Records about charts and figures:
[start]
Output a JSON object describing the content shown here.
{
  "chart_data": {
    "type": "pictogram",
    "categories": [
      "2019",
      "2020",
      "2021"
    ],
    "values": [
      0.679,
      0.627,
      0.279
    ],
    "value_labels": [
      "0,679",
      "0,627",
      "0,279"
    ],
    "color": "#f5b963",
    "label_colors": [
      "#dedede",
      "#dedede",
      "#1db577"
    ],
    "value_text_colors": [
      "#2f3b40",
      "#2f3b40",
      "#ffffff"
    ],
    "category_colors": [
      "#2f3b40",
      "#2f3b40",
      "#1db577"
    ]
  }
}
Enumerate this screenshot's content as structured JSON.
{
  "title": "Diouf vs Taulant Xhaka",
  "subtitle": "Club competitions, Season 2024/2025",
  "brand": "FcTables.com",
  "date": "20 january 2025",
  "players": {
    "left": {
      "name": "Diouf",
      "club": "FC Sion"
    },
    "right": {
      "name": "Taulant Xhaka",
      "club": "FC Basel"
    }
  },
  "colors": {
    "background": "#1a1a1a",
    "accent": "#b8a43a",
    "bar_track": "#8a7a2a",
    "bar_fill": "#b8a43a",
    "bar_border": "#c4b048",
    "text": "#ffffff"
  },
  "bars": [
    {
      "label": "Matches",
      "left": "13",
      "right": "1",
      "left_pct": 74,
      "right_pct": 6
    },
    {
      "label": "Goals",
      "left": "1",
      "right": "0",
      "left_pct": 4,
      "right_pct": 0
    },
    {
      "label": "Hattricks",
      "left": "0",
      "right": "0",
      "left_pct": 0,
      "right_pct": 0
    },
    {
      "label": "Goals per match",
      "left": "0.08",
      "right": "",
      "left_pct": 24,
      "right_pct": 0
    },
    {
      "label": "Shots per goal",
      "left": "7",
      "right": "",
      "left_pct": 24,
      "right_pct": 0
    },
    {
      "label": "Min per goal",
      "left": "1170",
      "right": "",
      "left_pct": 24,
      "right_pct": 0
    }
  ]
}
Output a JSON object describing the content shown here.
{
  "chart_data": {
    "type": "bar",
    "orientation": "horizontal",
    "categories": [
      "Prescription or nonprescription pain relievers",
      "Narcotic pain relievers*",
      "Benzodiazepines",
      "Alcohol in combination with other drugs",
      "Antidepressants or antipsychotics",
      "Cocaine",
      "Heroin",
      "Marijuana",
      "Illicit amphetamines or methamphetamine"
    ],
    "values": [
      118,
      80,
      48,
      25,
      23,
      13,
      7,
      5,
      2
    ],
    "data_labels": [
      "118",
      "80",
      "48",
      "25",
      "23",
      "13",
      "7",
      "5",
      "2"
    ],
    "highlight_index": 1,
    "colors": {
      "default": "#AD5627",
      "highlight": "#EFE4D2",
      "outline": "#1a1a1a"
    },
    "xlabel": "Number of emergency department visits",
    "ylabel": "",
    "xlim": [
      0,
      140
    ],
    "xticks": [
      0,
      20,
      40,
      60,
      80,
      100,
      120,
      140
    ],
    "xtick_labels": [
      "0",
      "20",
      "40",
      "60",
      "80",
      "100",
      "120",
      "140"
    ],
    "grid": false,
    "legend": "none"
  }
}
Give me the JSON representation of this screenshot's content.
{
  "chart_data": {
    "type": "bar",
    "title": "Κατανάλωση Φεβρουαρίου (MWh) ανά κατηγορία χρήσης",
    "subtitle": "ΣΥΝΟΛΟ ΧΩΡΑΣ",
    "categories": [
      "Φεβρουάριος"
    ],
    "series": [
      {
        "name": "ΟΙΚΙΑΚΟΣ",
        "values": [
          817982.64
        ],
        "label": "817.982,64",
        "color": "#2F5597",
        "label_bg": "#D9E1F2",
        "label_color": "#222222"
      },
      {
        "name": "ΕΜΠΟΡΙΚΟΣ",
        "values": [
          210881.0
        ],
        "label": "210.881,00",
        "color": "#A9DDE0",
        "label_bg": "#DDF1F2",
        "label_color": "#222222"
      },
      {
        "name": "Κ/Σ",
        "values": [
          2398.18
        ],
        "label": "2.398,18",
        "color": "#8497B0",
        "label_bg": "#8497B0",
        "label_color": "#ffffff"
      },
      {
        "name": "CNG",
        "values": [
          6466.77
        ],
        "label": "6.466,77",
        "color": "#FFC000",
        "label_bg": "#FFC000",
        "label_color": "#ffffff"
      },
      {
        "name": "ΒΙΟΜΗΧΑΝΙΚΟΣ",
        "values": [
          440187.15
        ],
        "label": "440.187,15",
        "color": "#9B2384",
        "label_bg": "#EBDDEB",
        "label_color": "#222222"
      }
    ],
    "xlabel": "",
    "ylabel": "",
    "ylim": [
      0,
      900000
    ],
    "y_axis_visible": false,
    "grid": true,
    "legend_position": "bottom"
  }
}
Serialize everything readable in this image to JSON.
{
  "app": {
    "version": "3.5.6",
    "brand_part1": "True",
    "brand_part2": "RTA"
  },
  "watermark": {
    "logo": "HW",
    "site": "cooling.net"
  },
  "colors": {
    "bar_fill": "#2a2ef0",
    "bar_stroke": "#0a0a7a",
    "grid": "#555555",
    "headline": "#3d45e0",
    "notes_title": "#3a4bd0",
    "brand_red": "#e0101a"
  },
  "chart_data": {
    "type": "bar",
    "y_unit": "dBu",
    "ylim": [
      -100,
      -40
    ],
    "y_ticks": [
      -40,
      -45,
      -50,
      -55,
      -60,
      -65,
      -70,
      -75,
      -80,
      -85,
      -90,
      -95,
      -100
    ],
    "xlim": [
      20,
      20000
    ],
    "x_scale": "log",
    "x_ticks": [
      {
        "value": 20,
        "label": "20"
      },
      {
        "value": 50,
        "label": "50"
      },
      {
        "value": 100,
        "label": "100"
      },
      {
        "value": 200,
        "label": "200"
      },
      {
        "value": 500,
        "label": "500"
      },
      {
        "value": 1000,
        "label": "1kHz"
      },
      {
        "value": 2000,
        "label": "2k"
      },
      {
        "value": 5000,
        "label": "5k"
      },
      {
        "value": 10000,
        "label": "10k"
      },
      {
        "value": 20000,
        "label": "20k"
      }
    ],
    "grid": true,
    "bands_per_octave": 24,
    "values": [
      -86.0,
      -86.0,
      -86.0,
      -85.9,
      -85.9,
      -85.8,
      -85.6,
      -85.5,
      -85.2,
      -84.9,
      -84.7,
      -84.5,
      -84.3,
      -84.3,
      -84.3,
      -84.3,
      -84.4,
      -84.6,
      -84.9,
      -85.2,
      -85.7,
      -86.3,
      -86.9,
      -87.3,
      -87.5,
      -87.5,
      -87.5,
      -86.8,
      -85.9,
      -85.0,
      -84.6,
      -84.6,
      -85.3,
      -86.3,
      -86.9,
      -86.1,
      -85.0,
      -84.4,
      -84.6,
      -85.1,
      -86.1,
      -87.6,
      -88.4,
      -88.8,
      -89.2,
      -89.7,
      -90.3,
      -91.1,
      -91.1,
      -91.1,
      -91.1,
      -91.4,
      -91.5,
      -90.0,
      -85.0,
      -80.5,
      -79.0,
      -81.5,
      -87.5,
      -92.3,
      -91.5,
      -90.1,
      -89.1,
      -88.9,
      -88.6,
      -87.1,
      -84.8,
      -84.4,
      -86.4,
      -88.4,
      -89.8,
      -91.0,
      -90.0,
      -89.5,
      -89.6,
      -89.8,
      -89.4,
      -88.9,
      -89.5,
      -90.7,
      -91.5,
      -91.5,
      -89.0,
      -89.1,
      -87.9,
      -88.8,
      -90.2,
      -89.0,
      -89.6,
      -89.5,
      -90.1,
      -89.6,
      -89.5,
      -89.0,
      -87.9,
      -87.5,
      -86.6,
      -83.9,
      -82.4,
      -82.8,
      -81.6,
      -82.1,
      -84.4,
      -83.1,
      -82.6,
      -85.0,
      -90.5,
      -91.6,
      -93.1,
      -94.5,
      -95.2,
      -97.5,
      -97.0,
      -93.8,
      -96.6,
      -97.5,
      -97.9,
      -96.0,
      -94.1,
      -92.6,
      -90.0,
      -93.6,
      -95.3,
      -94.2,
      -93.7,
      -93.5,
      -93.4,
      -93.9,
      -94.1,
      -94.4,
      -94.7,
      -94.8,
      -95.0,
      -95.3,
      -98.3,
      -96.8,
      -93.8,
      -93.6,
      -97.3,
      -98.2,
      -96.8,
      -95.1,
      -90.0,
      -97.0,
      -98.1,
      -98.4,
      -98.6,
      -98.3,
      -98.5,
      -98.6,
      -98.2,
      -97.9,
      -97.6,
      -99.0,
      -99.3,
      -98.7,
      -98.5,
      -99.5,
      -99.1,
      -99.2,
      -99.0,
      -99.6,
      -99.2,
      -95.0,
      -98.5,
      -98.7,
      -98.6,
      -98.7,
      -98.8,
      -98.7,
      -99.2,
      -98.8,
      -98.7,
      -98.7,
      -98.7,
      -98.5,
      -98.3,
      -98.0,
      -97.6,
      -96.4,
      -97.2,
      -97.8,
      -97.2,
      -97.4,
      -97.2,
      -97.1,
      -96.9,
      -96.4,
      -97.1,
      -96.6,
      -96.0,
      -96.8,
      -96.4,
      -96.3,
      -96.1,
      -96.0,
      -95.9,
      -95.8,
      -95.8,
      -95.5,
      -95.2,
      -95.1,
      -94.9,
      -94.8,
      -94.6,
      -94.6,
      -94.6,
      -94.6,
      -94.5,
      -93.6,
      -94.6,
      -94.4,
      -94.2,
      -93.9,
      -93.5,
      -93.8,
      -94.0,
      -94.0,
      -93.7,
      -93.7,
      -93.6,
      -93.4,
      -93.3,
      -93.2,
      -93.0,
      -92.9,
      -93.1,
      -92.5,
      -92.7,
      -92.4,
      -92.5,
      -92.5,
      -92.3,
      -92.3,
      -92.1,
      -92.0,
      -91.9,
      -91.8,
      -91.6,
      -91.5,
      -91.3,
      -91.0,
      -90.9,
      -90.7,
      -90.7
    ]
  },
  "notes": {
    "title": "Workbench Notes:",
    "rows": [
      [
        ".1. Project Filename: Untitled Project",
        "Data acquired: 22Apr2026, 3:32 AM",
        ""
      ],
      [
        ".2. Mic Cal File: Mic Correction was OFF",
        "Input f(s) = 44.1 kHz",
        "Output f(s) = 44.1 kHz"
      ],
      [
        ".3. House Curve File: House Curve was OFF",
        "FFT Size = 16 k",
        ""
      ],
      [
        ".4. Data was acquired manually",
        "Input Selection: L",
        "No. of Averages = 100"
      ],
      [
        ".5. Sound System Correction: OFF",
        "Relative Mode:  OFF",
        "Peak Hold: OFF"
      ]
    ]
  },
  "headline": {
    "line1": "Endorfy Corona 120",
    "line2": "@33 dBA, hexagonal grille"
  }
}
[end]
What you are asked to do:
Where a line above includes "grid", copy that line.

Exercise solution:
    "grid": false,
    "grid": true,
    "grid": "#555555",
    "grid": true,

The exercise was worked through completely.